_PROBLEM DESCRIPTION_: Restate the records that follow word for word; no pictures should appear.

_INPUT FOR THIS TASK_:
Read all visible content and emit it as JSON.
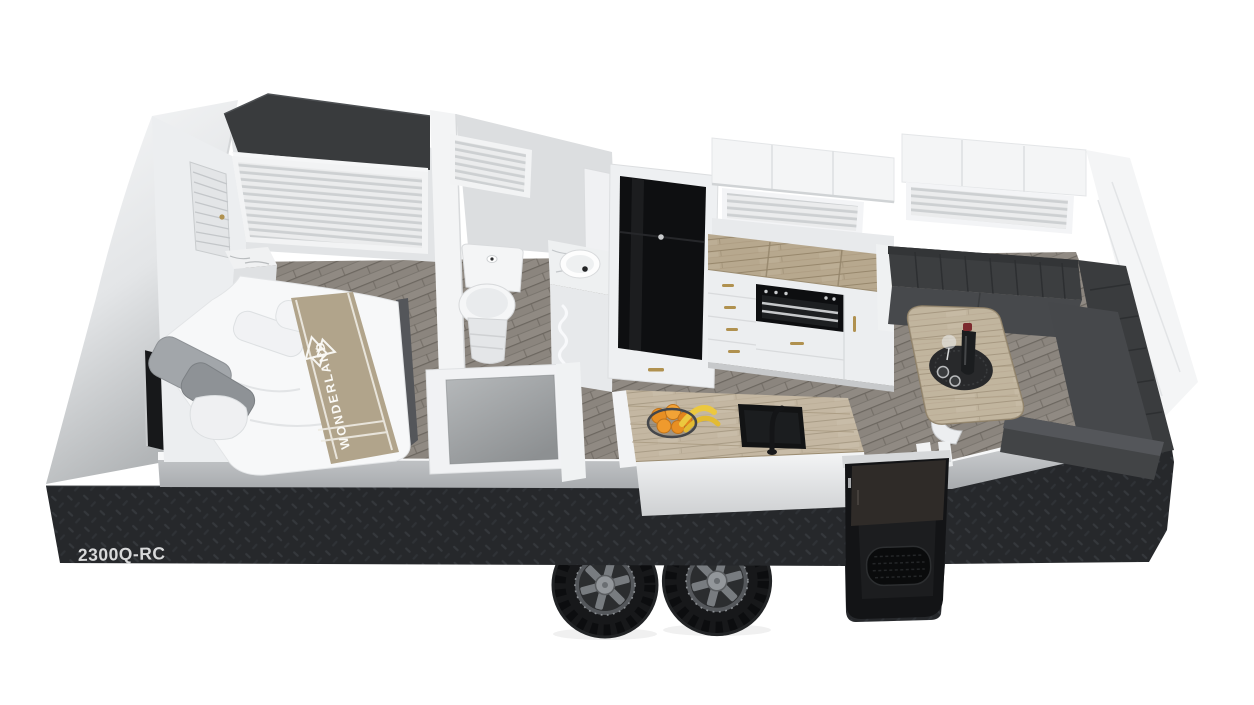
{
  "labels": {
    "model_code": "2300Q-RC",
    "brand_wordmark": "WONDERLAND",
    "brand_wordmark_suffix": "RV"
  },
  "palette": {
    "background": "#ffffff",
    "checkerplate_skirt": "#26282b",
    "checkerplate_highlight": "#35383c",
    "body_white": "#f4f5f6",
    "silver_floor_trim": "#c6c8ca",
    "interior_wall_grey": "#dcdee0",
    "floor_wood_grey": "#8b857e",
    "bench_wood_tan": "#b7a88e",
    "upholstery_charcoal": "#3e4043",
    "bed_runner_taupe": "#b1a48b",
    "appliance_black": "#0e0f11",
    "handle_brass": "#b0914f",
    "fruit_orange": "#e88f23",
    "fruit_banana": "#e8c43c",
    "wine_cap_red": "#7c2a2e",
    "tyre_black": "#17181a",
    "rim_grey": "#55585c"
  },
  "scene": {
    "type": "caravan-cutaway-floorplan-render",
    "view": "isometric-from-above",
    "wheel_count": 2,
    "rooms": [
      "bedroom",
      "ensuite-bathroom",
      "kitchen",
      "dinette-lounge"
    ],
    "objects": [
      "checkerplate-skirt",
      "tandem-wheels",
      "front-wall-tv",
      "queen-bed",
      "bed-runner-with-brand",
      "pillows",
      "louvre-wardrobe-door",
      "marble-bedside-table",
      "front-window-blind",
      "bathroom-window-blind",
      "toilet",
      "vanity-basin",
      "towel-rail-cabinet",
      "shower-recess",
      "black-fridge-freezer",
      "kitchen-overhead-cabinets",
      "kitchen-window-blind",
      "kitchen-bench-oven-grill",
      "island-bench",
      "black-island-sink",
      "fruit-bowl",
      "l-shaped-lounge",
      "dinette-table",
      "wine-bottle-and-glasses",
      "rear-overhead-cabinets",
      "rear-window-blind",
      "entry-door-step"
    ]
  }
}
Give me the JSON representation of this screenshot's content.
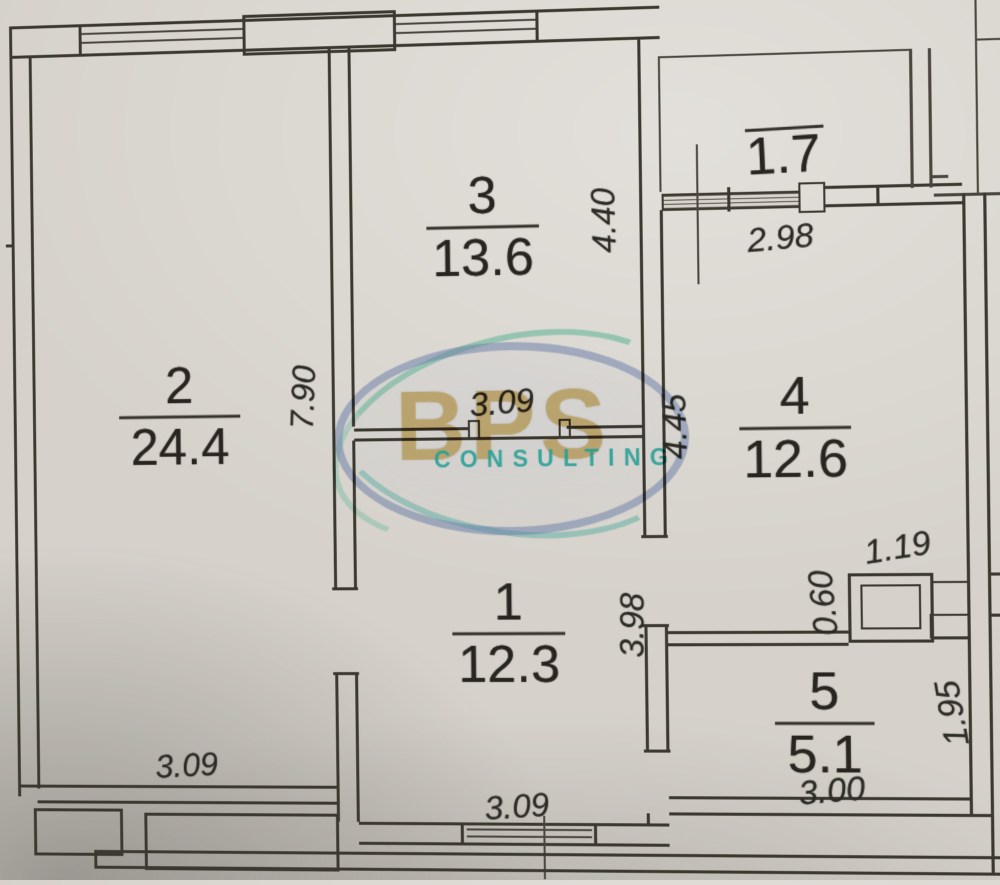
{
  "rooms": [
    {
      "id": "room-2",
      "number": "2",
      "area": "24.4"
    },
    {
      "id": "room-3",
      "number": "3",
      "area": "13.6"
    },
    {
      "id": "room-1",
      "number": "1",
      "area": "12.3"
    },
    {
      "id": "room-4",
      "number": "4",
      "area": "12.6"
    },
    {
      "id": "room-5",
      "number": "5",
      "area": "5.1"
    }
  ],
  "balcony": {
    "area": "1.7"
  },
  "dimensions": {
    "room3_room1_divider_width": "3.09",
    "room2_depth": "7.90",
    "room3_right_depth": "4.40",
    "room4_left_depth": "4.45",
    "balcony_room4_width": "2.98",
    "room1_right_depth": "3.98",
    "shaft_width": "1.19",
    "shaft_depth": "0.60",
    "room5_right_depth": "1.95",
    "room5_bottom_width": "3.00",
    "room2_bottom_width": "3.09",
    "room1_bottom_width": "3.09",
    "right_edge_partial": "1.00"
  },
  "watermark": {
    "abbr": "BPS",
    "name": "CONSULTING"
  },
  "colors": {
    "paper": "#d6d2cb",
    "wall": "#3b382f",
    "watermark_ring": "#687ca8",
    "watermark_gold": "#ba943a",
    "watermark_teal": "#2aa096"
  }
}
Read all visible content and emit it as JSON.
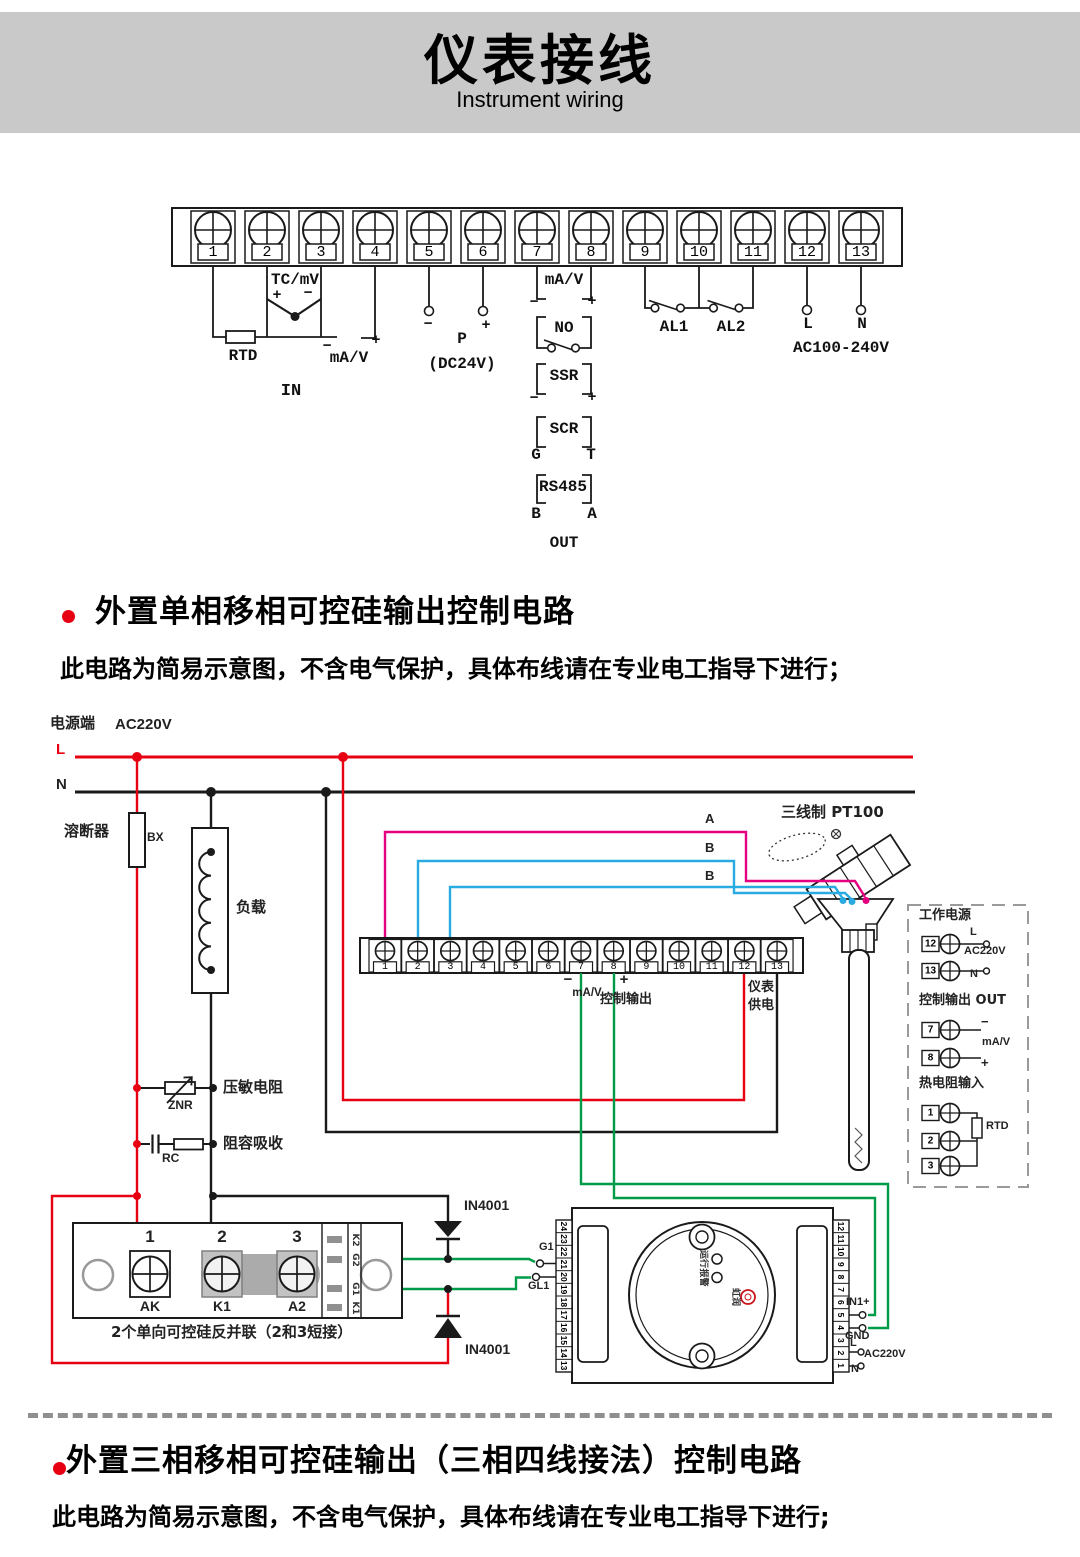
{
  "header": {
    "title": "仪表接线",
    "subtitle": "Instrument wiring"
  },
  "terminal_block": {
    "numbers": [
      "1",
      "2",
      "3",
      "4",
      "5",
      "6",
      "7",
      "8",
      "9",
      "10",
      "11",
      "12",
      "13"
    ],
    "tc_label": "TC/mV",
    "tc_plus": "+",
    "tc_minus": "−",
    "rtd_label": "RTD",
    "ain_minus": "−",
    "ain_label": "mA/V",
    "ain_plus": "+",
    "in_label": "IN",
    "ps_minus": "−",
    "ps_plus": "+",
    "ps_label": "P",
    "ps_sub": "(DC24V)",
    "aout_label": "mA/V",
    "aout_minus": "−",
    "aout_plus": "+",
    "no_label": "NO",
    "ssr_label": "SSR",
    "ssr_minus": "−",
    "ssr_plus": "+",
    "scr_label": "SCR",
    "scr_g": "G",
    "scr_t": "T",
    "rs485_label": "RS485",
    "rs485_b": "B",
    "rs485_a": "A",
    "out_label": "OUT",
    "al1_label": "AL1",
    "al2_label": "AL2",
    "line_label": "L",
    "neutral_label": "N",
    "mains_label": "AC100-240V"
  },
  "section1": {
    "title": "外置单相移相可控硅输出控制电路",
    "note": "此电路为简易示意图，不含电气保护，具体布线请在专业电工指导下进行；"
  },
  "circuit": {
    "supply_label": "电源端",
    "supply_voltage": "AC220V",
    "line": "L",
    "neutral": "N",
    "fuse_label": "溶断器",
    "fuse_code": "BX",
    "load_label": "负载",
    "varistor_label": "压敏电阻",
    "varistor_code": "ZNR",
    "snubber_label": "阻容吸收",
    "snubber_code": "RC",
    "pt100_label": "三线制 PT100",
    "wire_a": "A",
    "wire_b1": "B",
    "wire_b2": "B",
    "strip_numbers": [
      "1",
      "2",
      "3",
      "4",
      "5",
      "6",
      "7",
      "8",
      "9",
      "10",
      "11",
      "12",
      "13"
    ],
    "out_minus": "−",
    "out_plus": "+",
    "out_signal": "mA/V",
    "out_label": "控制输出",
    "inst_power_line1": "仪表",
    "inst_power_line2": "供电",
    "diode_top": "IN4001",
    "diode_bottom": "IN4001",
    "gate1": "G1",
    "gate2": "GL1",
    "scr_module": {
      "numbers": [
        "1",
        "2",
        "3"
      ],
      "labels": [
        "AK",
        "K1",
        "A2"
      ],
      "tabs": [
        "K2",
        "G2",
        "G1",
        "K1"
      ],
      "caption": "2个单向可控硅反并联（2和3短接）"
    },
    "trigger_module": {
      "left_numbers": [
        "24",
        "23",
        "22",
        "21",
        "20",
        "19",
        "18",
        "17",
        "16",
        "15",
        "14",
        "13"
      ],
      "right_numbers": [
        "12",
        "11",
        "10",
        "9",
        "8",
        "7",
        "6",
        "5",
        "4",
        "3",
        "2",
        "1"
      ],
      "run": "运行",
      "alarm": "报警",
      "brand": "虹润",
      "in1": "IN1+",
      "gnd": "GND",
      "line": "L",
      "voltage": "AC220V",
      "neutral": "N"
    },
    "panel": {
      "power_title": "工作电源",
      "power_line": "L",
      "power_voltage": "AC220V",
      "power_neutral": "N",
      "ctrl_title": "控制输出 OUT",
      "ctrl_minus": "−",
      "ctrl_signal": "mA/V",
      "ctrl_plus": "+",
      "rtd_title": "热电阻输入",
      "rtd_label": "RTD",
      "numbers": [
        "12",
        "13",
        "7",
        "8",
        "1",
        "2",
        "3"
      ]
    }
  },
  "section2": {
    "title": "外置三相移相可控硅输出（三相四线接法）控制电路",
    "note": "此电路为简易示意图，不含电气保护，具体布线请在专业电工指导下进行;"
  },
  "colors": {
    "red": "#e60012",
    "magenta": "#e4007f",
    "blue": "#29abe2",
    "green": "#009b48",
    "banner": "#c9c9c9"
  }
}
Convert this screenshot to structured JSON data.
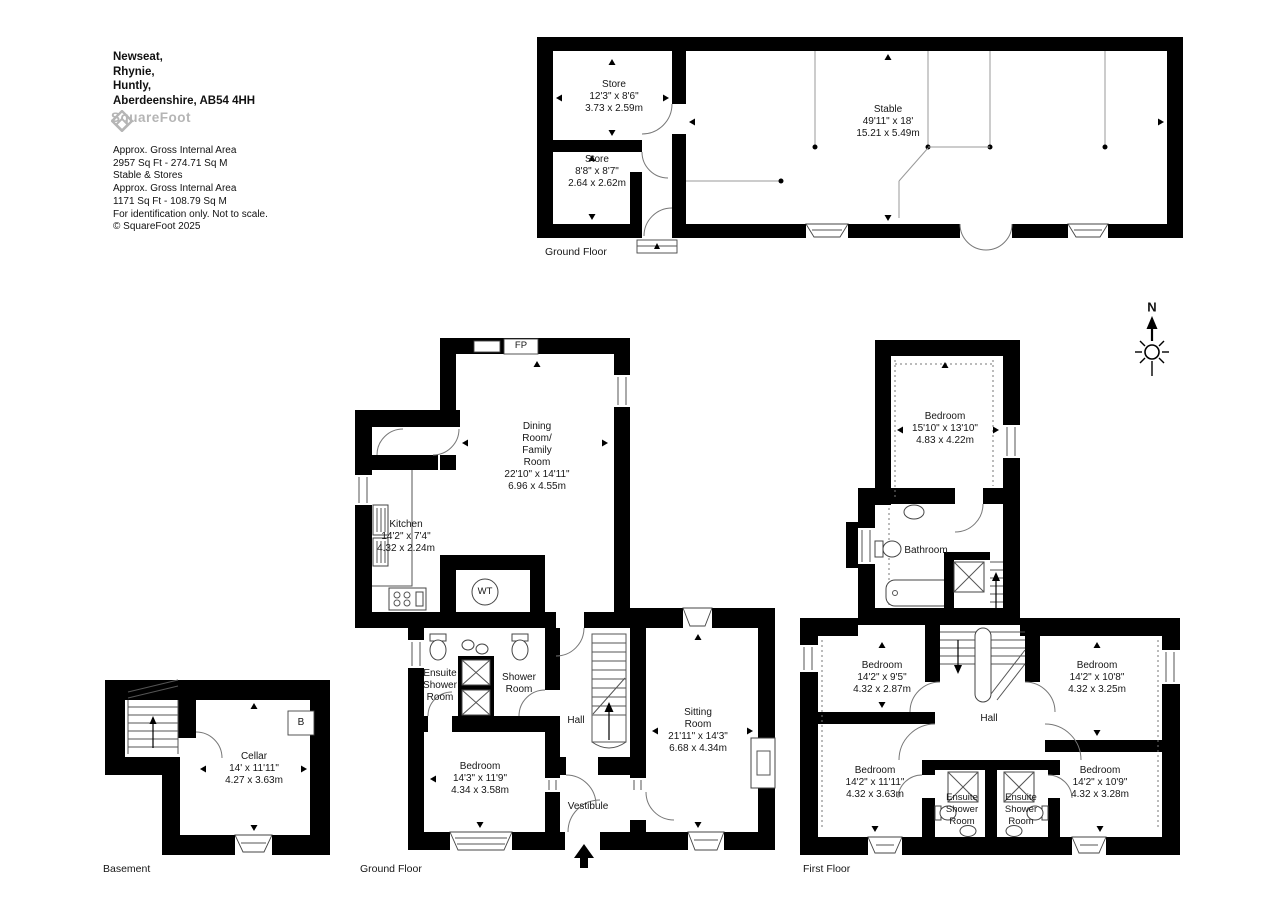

_REPLY TO THE EXERCISE_:
Read all visible content and emit it as JSON.
{
  "labels": {
    "model_code": "2300Q-RC",
    "brand_wordmark": "WONDERLAND",
    "brand_wordmark_suffix": "RV"
  },
  "palette": {
    "background": "#ffffff",
    "checkerplate_skirt": "#26282b",
    "checkerplate_highlight": "#35383c",
    "body_white": "#f4f5f6",
    "silver_floor_trim": "#c6c8ca",
    "interior_wall_grey": "#dcdee0",
    "floor_wood_grey": "#8b857e",
    "bench_wood_tan": "#b7a88e",
    "upholstery_charcoal": "#3e4043",
    "bed_runner_taupe": "#b1a48b",
    "appliance_black": "#0e0f11",
    "handle_brass": "#b0914f",
    "fruit_orange": "#e88f23",
    "fruit_banana": "#e8c43c",
    "wine_cap_red": "#7c2a2e",
    "tyre_black": "#17181a",
    "rim_grey": "#55585c"
  },
  "scene": {
    "type": "caravan-cutaway-floorplan-render",
    "view": "isometric-from-above",
    "wheel_count": 2,
    "rooms": [
      "bedroom",
      "ensuite-bathroom",
      "kitchen",
      "dinette-lounge"
    ],
    "objects": [
      "checkerplate-skirt",
      "tandem-wheels",
      "front-wall-tv",
      "queen-bed",
      "bed-runner-with-brand",
      "pillows",
      "louvre-wardrobe-door",
      "marble-bedside-table",
      "front-window-blind",
      "bathroom-window-blind",
      "toilet",
      "vanity-basin",
      "towel-rail-cabinet",
      "shower-recess",
      "black-fridge-freezer",
      "kitchen-overhead-cabinets",
      "kitchen-window-blind",
      "kitchen-bench-oven-grill",
      "island-bench",
      "black-island-sink",
      "fruit-bowl",
      "l-shaped-lounge",
      "dinette-table",
      "wine-bottle-and-glasses",
      "rear-overhead-cabinets",
      "rear-window-blind",
      "entry-door-step"
    ]
  }
}
Give me the JSON representation of this screenshot's content.
{
  "rooms": [
    {
      "id": "room-2",
      "number": "2",
      "area": "24.4"
    },
    {
      "id": "room-3",
      "number": "3",
      "area": "13.6"
    },
    {
      "id": "room-1",
      "number": "1",
      "area": "12.3"
    },
    {
      "id": "room-4",
      "number": "4",
      "area": "12.6"
    },
    {
      "id": "room-5",
      "number": "5",
      "area": "5.1"
    }
  ],
  "balcony": {
    "area": "1.7"
  },
  "dimensions": {
    "room3_room1_divider_width": "3.09",
    "room2_depth": "7.90",
    "room3_right_depth": "4.40",
    "room4_left_depth": "4.45",
    "balcony_room4_width": "2.98",
    "room1_right_depth": "3.98",
    "shaft_width": "1.19",
    "shaft_depth": "0.60",
    "room5_right_depth": "1.95",
    "room5_bottom_width": "3.00",
    "room2_bottom_width": "3.09",
    "room1_bottom_width": "3.09",
    "right_edge_partial": "1.00"
  },
  "watermark": {
    "abbr": "BPS",
    "name": "CONSULTING"
  },
  "colors": {
    "paper": "#d6d2cb",
    "wall": "#3b382f",
    "watermark_ring": "#687ca8",
    "watermark_gold": "#ba943a",
    "watermark_teal": "#2aa096"
  }
}
Read all visible content and emit it as JSON.
{
  "header": {
    "title": "仪表接线",
    "subtitle": "Instrument wiring"
  },
  "terminal_block": {
    "numbers": [
      "1",
      "2",
      "3",
      "4",
      "5",
      "6",
      "7",
      "8",
      "9",
      "10",
      "11",
      "12",
      "13"
    ],
    "tc_label": "TC/mV",
    "tc_plus": "+",
    "tc_minus": "−",
    "rtd_label": "RTD",
    "ain_minus": "−",
    "ain_label": "mA/V",
    "ain_plus": "+",
    "in_label": "IN",
    "ps_minus": "−",
    "ps_plus": "+",
    "ps_label": "P",
    "ps_sub": "(DC24V)",
    "aout_label": "mA/V",
    "aout_minus": "−",
    "aout_plus": "+",
    "no_label": "NO",
    "ssr_label": "SSR",
    "ssr_minus": "−",
    "ssr_plus": "+",
    "scr_label": "SCR",
    "scr_g": "G",
    "scr_t": "T",
    "rs485_label": "RS485",
    "rs485_b": "B",
    "rs485_a": "A",
    "out_label": "OUT",
    "al1_label": "AL1",
    "al2_label": "AL2",
    "line_label": "L",
    "neutral_label": "N",
    "mains_label": "AC100-240V"
  },
  "section1": {
    "title": "外置单相移相可控硅输出控制电路",
    "note": "此电路为简易示意图，不含电气保护，具体布线请在专业电工指导下进行；"
  },
  "circuit": {
    "supply_label": "电源端",
    "supply_voltage": "AC220V",
    "line": "L",
    "neutral": "N",
    "fuse_label": "溶断器",
    "fuse_code": "BX",
    "load_label": "负载",
    "varistor_label": "压敏电阻",
    "varistor_code": "ZNR",
    "snubber_label": "阻容吸收",
    "snubber_code": "RC",
    "pt100_label": "三线制 PT100",
    "wire_a": "A",
    "wire_b1": "B",
    "wire_b2": "B",
    "strip_numbers": [
      "1",
      "2",
      "3",
      "4",
      "5",
      "6",
      "7",
      "8",
      "9",
      "10",
      "11",
      "12",
      "13"
    ],
    "out_minus": "−",
    "out_plus": "+",
    "out_signal": "mA/V",
    "out_label": "控制输出",
    "inst_power_line1": "仪表",
    "inst_power_line2": "供电",
    "diode_top": "IN4001",
    "diode_bottom": "IN4001",
    "gate1": "G1",
    "gate2": "GL1",
    "scr_module": {
      "numbers": [
        "1",
        "2",
        "3"
      ],
      "labels": [
        "AK",
        "K1",
        "A2"
      ],
      "tabs": [
        "K2",
        "G2",
        "G1",
        "K1"
      ],
      "caption": "2个单向可控硅反并联（2和3短接）"
    },
    "trigger_module": {
      "left_numbers": [
        "24",
        "23",
        "22",
        "21",
        "20",
        "19",
        "18",
        "17",
        "16",
        "15",
        "14",
        "13"
      ],
      "right_numbers": [
        "12",
        "11",
        "10",
        "9",
        "8",
        "7",
        "6",
        "5",
        "4",
        "3",
        "2",
        "1"
      ],
      "run": "运行",
      "alarm": "报警",
      "brand": "虹润",
      "in1": "IN1+",
      "gnd": "GND",
      "line": "L",
      "voltage": "AC220V",
      "neutral": "N"
    },
    "panel": {
      "power_title": "工作电源",
      "power_line": "L",
      "power_voltage": "AC220V",
      "power_neutral": "N",
      "ctrl_title": "控制输出 OUT",
      "ctrl_minus": "−",
      "ctrl_signal": "mA/V",
      "ctrl_plus": "+",
      "rtd_title": "热电阻输入",
      "rtd_label": "RTD",
      "numbers": [
        "12",
        "13",
        "7",
        "8",
        "1",
        "2",
        "3"
      ]
    }
  },
  "section2": {
    "title": "外置三相移相可控硅输出（三相四线接法）控制电路",
    "note": "此电路为简易示意图，不含电气保护，具体布线请在专业电工指导下进行;"
  },
  "colors": {
    "red": "#e60012",
    "magenta": "#e4007f",
    "blue": "#29abe2",
    "green": "#009b48",
    "banner": "#c9c9c9"
  }
}
Convert this screenshot to structured JSON data.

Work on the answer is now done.